_AIM OF THE EXERCISE_: In the data below, find every line with the string "Internacional" and pull it out.

— start of INPUT —

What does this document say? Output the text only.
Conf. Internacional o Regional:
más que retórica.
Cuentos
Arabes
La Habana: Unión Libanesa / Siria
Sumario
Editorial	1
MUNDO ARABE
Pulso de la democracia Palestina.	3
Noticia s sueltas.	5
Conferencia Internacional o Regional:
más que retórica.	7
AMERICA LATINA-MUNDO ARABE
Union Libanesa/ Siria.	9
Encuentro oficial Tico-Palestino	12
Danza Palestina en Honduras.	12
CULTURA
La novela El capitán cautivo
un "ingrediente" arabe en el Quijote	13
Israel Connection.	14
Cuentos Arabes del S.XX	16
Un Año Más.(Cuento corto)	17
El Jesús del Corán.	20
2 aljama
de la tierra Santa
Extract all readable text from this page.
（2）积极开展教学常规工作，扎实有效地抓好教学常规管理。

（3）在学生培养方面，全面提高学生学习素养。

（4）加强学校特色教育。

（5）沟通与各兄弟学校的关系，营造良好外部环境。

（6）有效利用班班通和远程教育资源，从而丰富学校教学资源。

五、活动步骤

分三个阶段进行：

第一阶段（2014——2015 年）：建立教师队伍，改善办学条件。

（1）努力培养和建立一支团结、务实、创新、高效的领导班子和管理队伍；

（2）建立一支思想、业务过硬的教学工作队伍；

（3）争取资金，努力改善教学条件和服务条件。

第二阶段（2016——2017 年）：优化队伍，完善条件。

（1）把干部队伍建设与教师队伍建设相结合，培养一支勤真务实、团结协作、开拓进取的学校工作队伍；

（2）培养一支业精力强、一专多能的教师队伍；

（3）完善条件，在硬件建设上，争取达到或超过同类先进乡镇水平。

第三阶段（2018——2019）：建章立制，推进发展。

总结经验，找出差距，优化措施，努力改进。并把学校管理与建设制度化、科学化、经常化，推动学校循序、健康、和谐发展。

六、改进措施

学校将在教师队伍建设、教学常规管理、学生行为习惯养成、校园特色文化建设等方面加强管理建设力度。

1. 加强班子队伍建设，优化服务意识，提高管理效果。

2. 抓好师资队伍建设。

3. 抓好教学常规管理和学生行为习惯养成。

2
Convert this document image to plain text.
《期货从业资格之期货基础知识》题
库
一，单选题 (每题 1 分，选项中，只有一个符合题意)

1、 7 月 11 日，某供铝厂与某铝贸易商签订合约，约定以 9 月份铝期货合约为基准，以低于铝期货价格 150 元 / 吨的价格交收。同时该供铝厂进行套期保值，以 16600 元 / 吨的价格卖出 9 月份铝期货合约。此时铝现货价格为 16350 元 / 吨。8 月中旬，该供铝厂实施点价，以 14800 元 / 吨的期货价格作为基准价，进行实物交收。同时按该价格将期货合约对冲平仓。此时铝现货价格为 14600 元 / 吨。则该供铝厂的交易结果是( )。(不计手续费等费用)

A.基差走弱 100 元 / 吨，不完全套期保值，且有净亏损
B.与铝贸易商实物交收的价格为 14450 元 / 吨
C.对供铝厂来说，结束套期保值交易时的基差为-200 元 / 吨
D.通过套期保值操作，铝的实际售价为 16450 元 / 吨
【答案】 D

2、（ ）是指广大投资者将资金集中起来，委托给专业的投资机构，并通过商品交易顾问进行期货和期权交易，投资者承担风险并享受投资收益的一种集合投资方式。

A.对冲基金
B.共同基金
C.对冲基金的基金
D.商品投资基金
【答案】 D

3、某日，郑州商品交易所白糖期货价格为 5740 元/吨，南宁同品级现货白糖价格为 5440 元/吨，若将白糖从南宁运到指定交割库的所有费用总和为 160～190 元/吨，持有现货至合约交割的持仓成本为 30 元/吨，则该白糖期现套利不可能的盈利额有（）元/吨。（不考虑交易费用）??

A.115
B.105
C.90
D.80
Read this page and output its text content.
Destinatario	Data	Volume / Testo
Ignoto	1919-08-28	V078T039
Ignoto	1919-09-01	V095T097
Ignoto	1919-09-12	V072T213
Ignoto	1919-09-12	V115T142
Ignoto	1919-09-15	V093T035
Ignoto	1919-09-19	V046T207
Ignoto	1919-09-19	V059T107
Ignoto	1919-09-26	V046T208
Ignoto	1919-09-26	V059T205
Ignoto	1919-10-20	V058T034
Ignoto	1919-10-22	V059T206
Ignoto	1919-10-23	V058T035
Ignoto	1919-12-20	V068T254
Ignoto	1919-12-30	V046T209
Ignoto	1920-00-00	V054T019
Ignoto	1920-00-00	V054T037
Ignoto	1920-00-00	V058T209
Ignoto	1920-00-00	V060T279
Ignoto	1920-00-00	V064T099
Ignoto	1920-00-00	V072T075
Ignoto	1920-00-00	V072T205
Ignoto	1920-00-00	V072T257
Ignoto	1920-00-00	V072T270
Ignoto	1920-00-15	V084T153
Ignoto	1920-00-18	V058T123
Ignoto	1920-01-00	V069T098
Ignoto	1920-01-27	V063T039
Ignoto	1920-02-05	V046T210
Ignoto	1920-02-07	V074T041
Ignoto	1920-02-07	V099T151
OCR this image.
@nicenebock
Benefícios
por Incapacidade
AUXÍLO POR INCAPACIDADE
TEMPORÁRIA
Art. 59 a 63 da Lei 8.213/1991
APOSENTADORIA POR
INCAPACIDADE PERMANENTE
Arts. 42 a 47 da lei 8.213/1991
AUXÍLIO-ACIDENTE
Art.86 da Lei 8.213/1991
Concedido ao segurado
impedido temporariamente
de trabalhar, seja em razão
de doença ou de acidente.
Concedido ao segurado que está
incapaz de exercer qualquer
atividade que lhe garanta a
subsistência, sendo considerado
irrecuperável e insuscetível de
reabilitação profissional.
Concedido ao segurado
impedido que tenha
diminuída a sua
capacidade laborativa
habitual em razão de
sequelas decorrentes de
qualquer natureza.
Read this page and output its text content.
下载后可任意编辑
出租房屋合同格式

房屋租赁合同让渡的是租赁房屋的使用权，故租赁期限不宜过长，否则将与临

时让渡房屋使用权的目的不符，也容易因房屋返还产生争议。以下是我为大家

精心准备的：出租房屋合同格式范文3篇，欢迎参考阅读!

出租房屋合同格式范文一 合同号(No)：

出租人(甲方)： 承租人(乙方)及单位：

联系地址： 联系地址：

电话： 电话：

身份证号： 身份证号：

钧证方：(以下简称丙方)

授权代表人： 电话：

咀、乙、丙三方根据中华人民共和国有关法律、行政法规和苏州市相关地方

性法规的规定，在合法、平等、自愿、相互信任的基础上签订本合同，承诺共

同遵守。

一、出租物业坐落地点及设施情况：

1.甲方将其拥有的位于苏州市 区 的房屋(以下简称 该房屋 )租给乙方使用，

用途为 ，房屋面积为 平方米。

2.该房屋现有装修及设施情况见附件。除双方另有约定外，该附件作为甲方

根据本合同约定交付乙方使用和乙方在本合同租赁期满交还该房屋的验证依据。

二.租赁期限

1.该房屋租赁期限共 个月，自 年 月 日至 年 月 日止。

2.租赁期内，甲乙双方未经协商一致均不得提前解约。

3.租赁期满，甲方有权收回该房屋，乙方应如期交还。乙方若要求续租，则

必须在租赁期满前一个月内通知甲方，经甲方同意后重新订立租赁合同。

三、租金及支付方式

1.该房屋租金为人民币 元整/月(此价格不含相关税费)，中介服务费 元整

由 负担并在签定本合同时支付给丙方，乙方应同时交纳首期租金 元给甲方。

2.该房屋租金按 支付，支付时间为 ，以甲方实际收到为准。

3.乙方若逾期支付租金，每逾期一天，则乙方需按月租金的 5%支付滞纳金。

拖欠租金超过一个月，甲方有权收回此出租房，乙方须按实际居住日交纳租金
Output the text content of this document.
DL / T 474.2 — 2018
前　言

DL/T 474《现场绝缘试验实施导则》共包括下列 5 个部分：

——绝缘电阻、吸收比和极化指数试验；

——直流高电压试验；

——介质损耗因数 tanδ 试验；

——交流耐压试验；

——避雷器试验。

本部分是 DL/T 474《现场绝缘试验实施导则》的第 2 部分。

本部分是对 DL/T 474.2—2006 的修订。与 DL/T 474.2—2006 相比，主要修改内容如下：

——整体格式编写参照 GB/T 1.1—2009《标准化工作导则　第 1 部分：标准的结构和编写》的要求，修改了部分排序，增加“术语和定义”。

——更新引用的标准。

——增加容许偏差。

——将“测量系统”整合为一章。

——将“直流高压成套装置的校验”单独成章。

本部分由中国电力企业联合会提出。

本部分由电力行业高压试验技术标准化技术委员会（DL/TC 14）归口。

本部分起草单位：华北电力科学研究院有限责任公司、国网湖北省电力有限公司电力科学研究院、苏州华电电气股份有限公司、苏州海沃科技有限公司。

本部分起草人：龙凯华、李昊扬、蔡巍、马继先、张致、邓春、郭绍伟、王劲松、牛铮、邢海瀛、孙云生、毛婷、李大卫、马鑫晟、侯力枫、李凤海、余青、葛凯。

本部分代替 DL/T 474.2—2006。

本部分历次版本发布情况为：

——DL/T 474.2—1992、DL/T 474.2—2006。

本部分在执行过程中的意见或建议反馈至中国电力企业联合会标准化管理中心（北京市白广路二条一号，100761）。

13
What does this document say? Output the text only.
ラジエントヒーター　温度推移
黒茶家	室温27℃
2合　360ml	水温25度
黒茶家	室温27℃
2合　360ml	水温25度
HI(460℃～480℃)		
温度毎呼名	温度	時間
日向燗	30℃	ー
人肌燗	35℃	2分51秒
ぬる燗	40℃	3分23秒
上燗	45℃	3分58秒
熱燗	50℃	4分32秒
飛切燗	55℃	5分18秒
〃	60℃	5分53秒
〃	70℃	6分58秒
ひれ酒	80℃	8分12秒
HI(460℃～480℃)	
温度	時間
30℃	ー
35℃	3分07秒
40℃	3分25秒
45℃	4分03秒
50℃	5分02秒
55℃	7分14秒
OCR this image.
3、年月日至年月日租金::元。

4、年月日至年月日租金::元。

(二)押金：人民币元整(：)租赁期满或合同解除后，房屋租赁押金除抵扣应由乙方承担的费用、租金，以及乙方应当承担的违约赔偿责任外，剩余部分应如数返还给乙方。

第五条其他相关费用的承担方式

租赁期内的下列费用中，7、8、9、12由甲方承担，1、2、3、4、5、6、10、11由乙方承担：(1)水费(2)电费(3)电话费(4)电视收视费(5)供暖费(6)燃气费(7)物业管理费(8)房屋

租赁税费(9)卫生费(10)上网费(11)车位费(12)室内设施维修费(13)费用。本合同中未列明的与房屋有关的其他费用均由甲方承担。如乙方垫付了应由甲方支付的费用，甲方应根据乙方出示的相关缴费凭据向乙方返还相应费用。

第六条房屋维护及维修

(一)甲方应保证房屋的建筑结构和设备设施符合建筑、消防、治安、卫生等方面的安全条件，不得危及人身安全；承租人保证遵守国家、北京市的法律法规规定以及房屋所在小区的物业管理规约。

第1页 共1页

— end of INPUT —

_RESPONSE TO THIS EXERCISE_:
Conf. Internacional o Regional:
Conferencia Internacional o Regional:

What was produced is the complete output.